---------- ITEMS
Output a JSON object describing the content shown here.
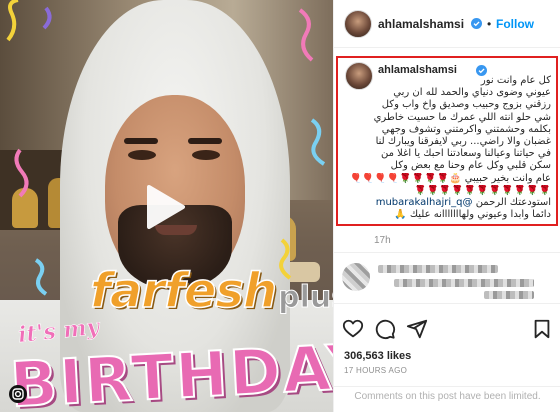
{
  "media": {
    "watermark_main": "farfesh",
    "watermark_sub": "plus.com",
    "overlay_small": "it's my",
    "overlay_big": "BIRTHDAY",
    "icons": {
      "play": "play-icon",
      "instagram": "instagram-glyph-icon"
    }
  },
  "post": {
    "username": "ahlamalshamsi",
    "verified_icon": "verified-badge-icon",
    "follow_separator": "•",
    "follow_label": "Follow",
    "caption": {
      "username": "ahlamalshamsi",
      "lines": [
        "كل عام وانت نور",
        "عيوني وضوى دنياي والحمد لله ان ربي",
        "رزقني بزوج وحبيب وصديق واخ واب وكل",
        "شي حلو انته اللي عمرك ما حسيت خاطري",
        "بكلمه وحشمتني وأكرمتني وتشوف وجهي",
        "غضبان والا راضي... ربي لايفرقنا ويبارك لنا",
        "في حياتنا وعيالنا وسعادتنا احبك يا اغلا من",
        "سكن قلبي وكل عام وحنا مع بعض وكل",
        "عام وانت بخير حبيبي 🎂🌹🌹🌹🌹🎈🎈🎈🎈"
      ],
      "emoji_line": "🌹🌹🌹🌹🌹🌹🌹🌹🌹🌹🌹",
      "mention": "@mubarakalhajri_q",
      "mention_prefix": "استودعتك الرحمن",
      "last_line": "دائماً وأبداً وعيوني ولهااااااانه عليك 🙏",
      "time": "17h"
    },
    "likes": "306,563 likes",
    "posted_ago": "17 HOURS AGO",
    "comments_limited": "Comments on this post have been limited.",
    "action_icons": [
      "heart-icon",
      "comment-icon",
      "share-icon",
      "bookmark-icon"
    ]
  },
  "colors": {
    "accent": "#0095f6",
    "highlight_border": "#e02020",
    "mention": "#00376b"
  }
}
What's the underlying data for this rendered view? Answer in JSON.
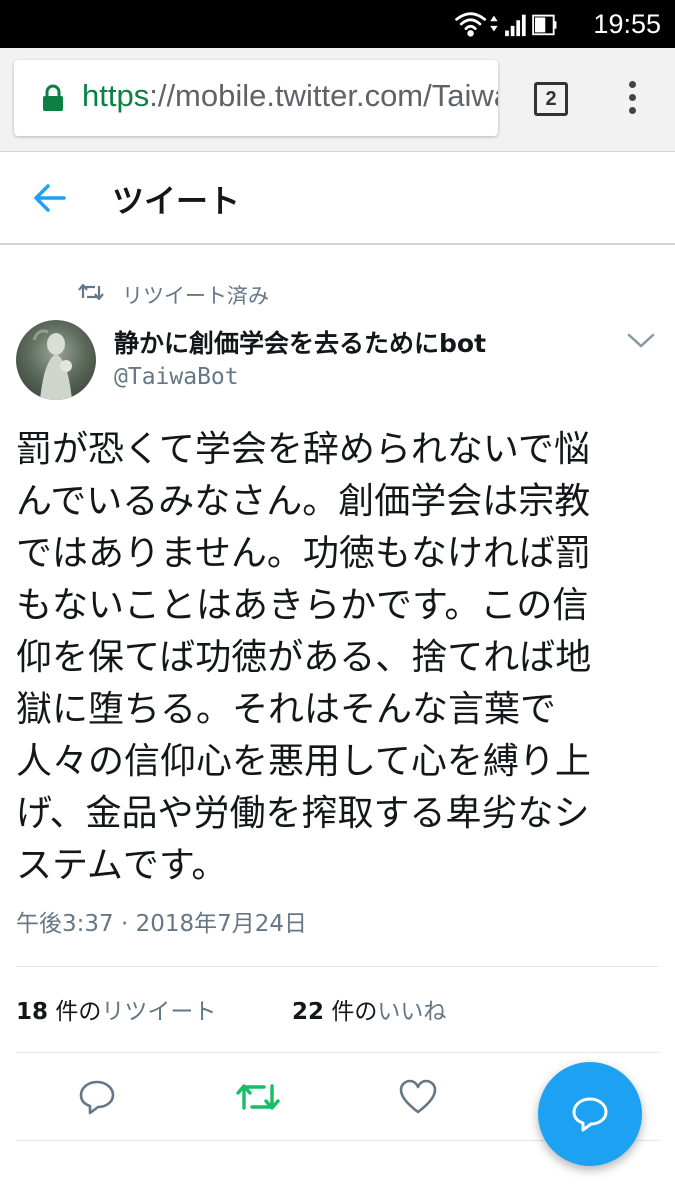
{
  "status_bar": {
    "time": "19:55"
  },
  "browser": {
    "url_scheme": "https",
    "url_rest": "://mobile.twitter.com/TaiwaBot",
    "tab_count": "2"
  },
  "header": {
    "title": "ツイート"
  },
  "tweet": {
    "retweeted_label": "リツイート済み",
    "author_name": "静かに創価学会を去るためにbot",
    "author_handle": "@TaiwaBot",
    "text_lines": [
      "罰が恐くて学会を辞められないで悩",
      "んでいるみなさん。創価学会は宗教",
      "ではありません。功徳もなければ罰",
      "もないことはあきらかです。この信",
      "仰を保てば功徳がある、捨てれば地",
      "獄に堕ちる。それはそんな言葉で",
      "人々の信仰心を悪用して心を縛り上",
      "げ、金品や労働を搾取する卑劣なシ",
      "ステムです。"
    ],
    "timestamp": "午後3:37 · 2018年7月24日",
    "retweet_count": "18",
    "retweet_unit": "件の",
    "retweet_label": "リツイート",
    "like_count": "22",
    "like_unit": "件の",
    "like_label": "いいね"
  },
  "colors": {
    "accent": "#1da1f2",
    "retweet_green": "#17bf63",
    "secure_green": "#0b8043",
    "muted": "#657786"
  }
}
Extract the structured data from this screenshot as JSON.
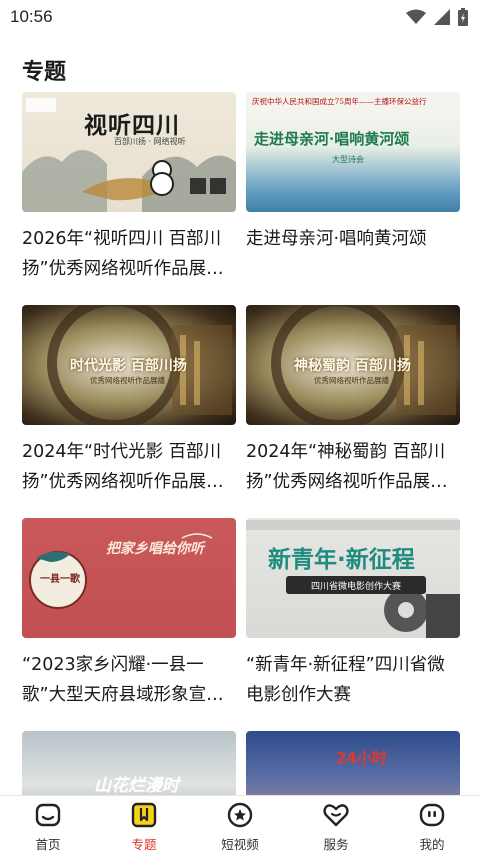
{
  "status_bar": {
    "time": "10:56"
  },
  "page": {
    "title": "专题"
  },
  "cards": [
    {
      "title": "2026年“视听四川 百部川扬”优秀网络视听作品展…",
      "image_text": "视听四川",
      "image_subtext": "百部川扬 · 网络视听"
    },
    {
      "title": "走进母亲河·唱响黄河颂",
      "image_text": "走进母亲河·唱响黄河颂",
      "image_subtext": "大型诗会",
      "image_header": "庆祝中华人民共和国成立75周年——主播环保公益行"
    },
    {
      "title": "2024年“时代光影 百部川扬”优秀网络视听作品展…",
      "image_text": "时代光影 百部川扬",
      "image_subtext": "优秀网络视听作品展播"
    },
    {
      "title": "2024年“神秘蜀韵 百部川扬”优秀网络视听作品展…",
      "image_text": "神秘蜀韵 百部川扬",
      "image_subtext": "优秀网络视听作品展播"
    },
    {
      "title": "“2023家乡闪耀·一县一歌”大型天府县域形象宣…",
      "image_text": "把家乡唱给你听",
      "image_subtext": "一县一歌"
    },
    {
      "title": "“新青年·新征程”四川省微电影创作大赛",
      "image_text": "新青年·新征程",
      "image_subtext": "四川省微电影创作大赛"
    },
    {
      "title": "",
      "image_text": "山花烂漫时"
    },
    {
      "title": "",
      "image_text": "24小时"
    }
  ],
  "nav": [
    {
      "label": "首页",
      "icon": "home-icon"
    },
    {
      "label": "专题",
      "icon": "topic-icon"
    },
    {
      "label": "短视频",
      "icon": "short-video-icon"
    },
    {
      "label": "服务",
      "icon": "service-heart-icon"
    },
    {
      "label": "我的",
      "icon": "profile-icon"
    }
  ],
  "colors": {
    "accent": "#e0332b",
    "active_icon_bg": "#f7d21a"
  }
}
--------------------
YOUR GOAL » Search the data above for the string "时代光影" and copy each line that has it.

FINISHED ANSWER »
      "title": "2024年“时代光影 百部川扬”优秀网络视听作品展…",
      "image_text": "时代光影 百部川扬",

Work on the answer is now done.